• Provided records:
>>>
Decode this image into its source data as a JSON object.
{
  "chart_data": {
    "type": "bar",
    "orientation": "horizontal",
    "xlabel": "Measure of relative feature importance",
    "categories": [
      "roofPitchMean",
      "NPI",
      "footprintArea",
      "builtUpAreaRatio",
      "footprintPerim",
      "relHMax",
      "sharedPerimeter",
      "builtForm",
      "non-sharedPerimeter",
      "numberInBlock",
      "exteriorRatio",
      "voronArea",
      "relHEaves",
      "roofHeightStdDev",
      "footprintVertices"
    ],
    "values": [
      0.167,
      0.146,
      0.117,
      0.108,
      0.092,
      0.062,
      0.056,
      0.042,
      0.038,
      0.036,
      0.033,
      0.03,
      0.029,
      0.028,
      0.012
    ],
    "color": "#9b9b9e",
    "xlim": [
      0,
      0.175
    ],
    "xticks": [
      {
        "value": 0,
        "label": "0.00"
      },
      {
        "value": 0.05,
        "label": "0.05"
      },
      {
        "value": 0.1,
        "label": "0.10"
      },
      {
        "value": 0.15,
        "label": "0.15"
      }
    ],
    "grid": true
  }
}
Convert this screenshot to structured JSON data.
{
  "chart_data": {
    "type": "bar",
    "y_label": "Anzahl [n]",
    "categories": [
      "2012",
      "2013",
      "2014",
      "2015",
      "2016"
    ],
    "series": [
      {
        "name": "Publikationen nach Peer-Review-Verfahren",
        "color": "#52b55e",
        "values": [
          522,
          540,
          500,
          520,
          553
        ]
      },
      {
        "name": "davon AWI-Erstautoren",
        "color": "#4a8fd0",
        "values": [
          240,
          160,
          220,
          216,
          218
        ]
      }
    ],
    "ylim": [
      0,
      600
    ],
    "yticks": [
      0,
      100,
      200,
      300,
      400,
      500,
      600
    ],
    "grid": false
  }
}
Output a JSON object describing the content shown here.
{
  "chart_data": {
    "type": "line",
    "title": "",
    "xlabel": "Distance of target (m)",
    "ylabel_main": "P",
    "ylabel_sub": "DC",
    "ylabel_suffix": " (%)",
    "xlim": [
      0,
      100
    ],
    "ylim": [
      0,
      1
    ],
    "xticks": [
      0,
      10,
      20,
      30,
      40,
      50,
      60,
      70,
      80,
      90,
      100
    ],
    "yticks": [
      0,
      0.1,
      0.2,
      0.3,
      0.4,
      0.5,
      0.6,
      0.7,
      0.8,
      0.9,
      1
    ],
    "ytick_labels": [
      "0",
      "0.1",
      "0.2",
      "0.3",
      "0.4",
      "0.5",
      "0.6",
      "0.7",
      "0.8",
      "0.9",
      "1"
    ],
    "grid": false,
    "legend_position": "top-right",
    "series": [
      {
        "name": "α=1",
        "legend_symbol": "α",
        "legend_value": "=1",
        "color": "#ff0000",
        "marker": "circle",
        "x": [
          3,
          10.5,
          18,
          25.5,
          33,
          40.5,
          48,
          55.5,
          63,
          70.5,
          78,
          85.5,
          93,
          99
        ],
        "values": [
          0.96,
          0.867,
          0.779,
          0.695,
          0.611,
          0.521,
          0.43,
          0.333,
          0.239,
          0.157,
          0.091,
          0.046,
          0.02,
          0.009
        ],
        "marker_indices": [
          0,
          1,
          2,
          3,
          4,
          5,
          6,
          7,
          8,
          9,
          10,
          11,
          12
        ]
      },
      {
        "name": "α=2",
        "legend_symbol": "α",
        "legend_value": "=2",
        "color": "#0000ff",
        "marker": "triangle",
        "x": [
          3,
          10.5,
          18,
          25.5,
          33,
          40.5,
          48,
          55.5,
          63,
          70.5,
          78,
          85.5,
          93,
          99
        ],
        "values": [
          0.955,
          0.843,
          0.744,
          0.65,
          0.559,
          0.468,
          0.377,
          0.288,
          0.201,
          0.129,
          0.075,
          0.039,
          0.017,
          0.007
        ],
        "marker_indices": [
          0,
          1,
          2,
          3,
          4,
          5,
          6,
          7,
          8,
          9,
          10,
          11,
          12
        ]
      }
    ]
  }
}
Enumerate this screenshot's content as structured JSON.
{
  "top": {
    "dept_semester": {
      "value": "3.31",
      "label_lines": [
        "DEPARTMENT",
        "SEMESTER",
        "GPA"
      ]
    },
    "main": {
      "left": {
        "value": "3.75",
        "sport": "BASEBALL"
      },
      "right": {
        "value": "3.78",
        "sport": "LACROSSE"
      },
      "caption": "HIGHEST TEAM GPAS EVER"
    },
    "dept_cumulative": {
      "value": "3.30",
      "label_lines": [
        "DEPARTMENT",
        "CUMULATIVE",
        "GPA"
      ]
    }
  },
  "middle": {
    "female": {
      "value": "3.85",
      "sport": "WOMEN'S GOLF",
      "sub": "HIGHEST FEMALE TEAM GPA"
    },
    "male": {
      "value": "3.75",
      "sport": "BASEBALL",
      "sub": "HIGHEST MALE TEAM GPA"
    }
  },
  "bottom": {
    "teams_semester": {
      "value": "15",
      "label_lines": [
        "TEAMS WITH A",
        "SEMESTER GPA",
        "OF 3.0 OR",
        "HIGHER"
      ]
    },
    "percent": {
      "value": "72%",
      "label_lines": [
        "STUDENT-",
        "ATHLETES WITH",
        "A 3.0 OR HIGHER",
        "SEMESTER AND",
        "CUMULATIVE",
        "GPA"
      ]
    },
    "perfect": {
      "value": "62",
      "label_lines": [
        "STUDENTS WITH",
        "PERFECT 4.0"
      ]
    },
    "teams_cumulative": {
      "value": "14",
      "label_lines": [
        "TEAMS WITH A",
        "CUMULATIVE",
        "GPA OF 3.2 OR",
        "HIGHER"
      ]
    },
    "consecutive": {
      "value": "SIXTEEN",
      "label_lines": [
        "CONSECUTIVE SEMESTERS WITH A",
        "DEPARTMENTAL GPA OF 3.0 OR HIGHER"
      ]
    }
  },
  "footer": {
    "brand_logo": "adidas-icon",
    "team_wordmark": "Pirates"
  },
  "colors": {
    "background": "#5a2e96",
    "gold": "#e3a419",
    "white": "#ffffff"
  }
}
<<<
• Task brief:
Write an exact transcription of every entry above.

• Written response:
Decode this image into its source data as a JSON object.
{
  "chart_data": {
    "type": "bar",
    "orientation": "horizontal",
    "xlabel": "Measure of relative feature importance",
    "categories": [
      "roofPitchMean",
      "NPI",
      "footprintArea",
      "builtUpAreaRatio",
      "footprintPerim",
      "relHMax",
      "sharedPerimeter",
      "builtForm",
      "non-sharedPerimeter",
      "numberInBlock",
      "exteriorRatio",
      "voronArea",
      "relHEaves",
      "roofHeightStdDev",
      "footprintVertices"
    ],
    "values": [
      0.167,
      0.146,
      0.117,
      0.108,
      0.092,
      0.062,
      0.056,
      0.042,
      0.038,
      0.036,
      0.033,
      0.03,
      0.029,
      0.028,
      0.012
    ],
    "color": "#9b9b9e",
    "xlim": [
      0,
      0.175
    ],
    "xticks": [
      {
        "value": 0,
        "label": "0.00"
      },
      {
        "value": 0.05,
        "label": "0.05"
      },
      {
        "value": 0.1,
        "label": "0.10"
      },
      {
        "value": 0.15,
        "label": "0.15"
      }
    ],
    "grid": true
  }
}
Convert this screenshot to structured JSON data.
{
  "chart_data": {
    "type": "bar",
    "y_label": "Anzahl [n]",
    "categories": [
      "2012",
      "2013",
      "2014",
      "2015",
      "2016"
    ],
    "series": [
      {
        "name": "Publikationen nach Peer-Review-Verfahren",
        "color": "#52b55e",
        "values": [
          522,
          540,
          500,
          520,
          553
        ]
      },
      {
        "name": "davon AWI-Erstautoren",
        "color": "#4a8fd0",
        "values": [
          240,
          160,
          220,
          216,
          218
        ]
      }
    ],
    "ylim": [
      0,
      600
    ],
    "yticks": [
      0,
      100,
      200,
      300,
      400,
      500,
      600
    ],
    "grid": false
  }
}
Output a JSON object describing the content shown here.
{
  "chart_data": {
    "type": "line",
    "title": "",
    "xlabel": "Distance of target (m)",
    "ylabel_main": "P",
    "ylabel_sub": "DC",
    "ylabel_suffix": " (%)",
    "xlim": [
      0,
      100
    ],
    "ylim": [
      0,
      1
    ],
    "xticks": [
      0,
      10,
      20,
      30,
      40,
      50,
      60,
      70,
      80,
      90,
      100
    ],
    "yticks": [
      0,
      0.1,
      0.2,
      0.3,
      0.4,
      0.5,
      0.6,
      0.7,
      0.8,
      0.9,
      1
    ],
    "ytick_labels": [
      "0",
      "0.1",
      "0.2",
      "0.3",
      "0.4",
      "0.5",
      "0.6",
      "0.7",
      "0.8",
      "0.9",
      "1"
    ],
    "grid": false,
    "legend_position": "top-right",
    "series": [
      {
        "name": "α=1",
        "legend_symbol": "α",
        "legend_value": "=1",
        "color": "#ff0000",
        "marker": "circle",
        "x": [
          3,
          10.5,
          18,
          25.5,
          33,
          40.5,
          48,
          55.5,
          63,
          70.5,
          78,
          85.5,
          93,
          99
        ],
        "values": [
          0.96,
          0.867,
          0.779,
          0.695,
          0.611,
          0.521,
          0.43,
          0.333,
          0.239,
          0.157,
          0.091,
          0.046,
          0.02,
          0.009
        ],
        "marker_indices": [
          0,
          1,
          2,
          3,
          4,
          5,
          6,
          7,
          8,
          9,
          10,
          11,
          12
        ]
      },
      {
        "name": "α=2",
        "legend_symbol": "α",
        "legend_value": "=2",
        "color": "#0000ff",
        "marker": "triangle",
        "x": [
          3,
          10.5,
          18,
          25.5,
          33,
          40.5,
          48,
          55.5,
          63,
          70.5,
          78,
          85.5,
          93,
          99
        ],
        "values": [
          0.955,
          0.843,
          0.744,
          0.65,
          0.559,
          0.468,
          0.377,
          0.288,
          0.201,
          0.129,
          0.075,
          0.039,
          0.017,
          0.007
        ],
        "marker_indices": [
          0,
          1,
          2,
          3,
          4,
          5,
          6,
          7,
          8,
          9,
          10,
          11,
          12
        ]
      }
    ]
  }
}
Enumerate this screenshot's content as structured JSON.
{
  "top": {
    "dept_semester": {
      "value": "3.31",
      "label_lines": [
        "DEPARTMENT",
        "SEMESTER",
        "GPA"
      ]
    },
    "main": {
      "left": {
        "value": "3.75",
        "sport": "BASEBALL"
      },
      "right": {
        "value": "3.78",
        "sport": "LACROSSE"
      },
      "caption": "HIGHEST TEAM GPAS EVER"
    },
    "dept_cumulative": {
      "value": "3.30",
      "label_lines": [
        "DEPARTMENT",
        "CUMULATIVE",
        "GPA"
      ]
    }
  },
  "middle": {
    "female": {
      "value": "3.85",
      "sport": "WOMEN'S GOLF",
      "sub": "HIGHEST FEMALE TEAM GPA"
    },
    "male": {
      "value": "3.75",
      "sport": "BASEBALL",
      "sub": "HIGHEST MALE TEAM GPA"
    }
  },
  "bottom": {
    "teams_semester": {
      "value": "15",
      "label_lines": [
        "TEAMS WITH A",
        "SEMESTER GPA",
        "OF 3.0 OR",
        "HIGHER"
      ]
    },
    "percent": {
      "value": "72%",
      "label_lines": [
        "STUDENT-",
        "ATHLETES WITH",
        "A 3.0 OR HIGHER",
        "SEMESTER AND",
        "CUMULATIVE",
        "GPA"
      ]
    },
    "perfect": {
      "value": "62",
      "label_lines": [
        "STUDENTS WITH",
        "PERFECT 4.0"
      ]
    },
    "teams_cumulative": {
      "value": "14",
      "label_lines": [
        "TEAMS WITH A",
        "CUMULATIVE",
        "GPA OF 3.2 OR",
        "HIGHER"
      ]
    },
    "consecutive": {
      "value": "SIXTEEN",
      "label_lines": [
        "CONSECUTIVE SEMESTERS WITH A",
        "DEPARTMENTAL GPA OF 3.0 OR HIGHER"
      ]
    }
  },
  "footer": {
    "brand_logo": "adidas-icon",
    "team_wordmark": "Pirates"
  },
  "colors": {
    "background": "#5a2e96",
    "gold": "#e3a419",
    "white": "#ffffff"
  }
}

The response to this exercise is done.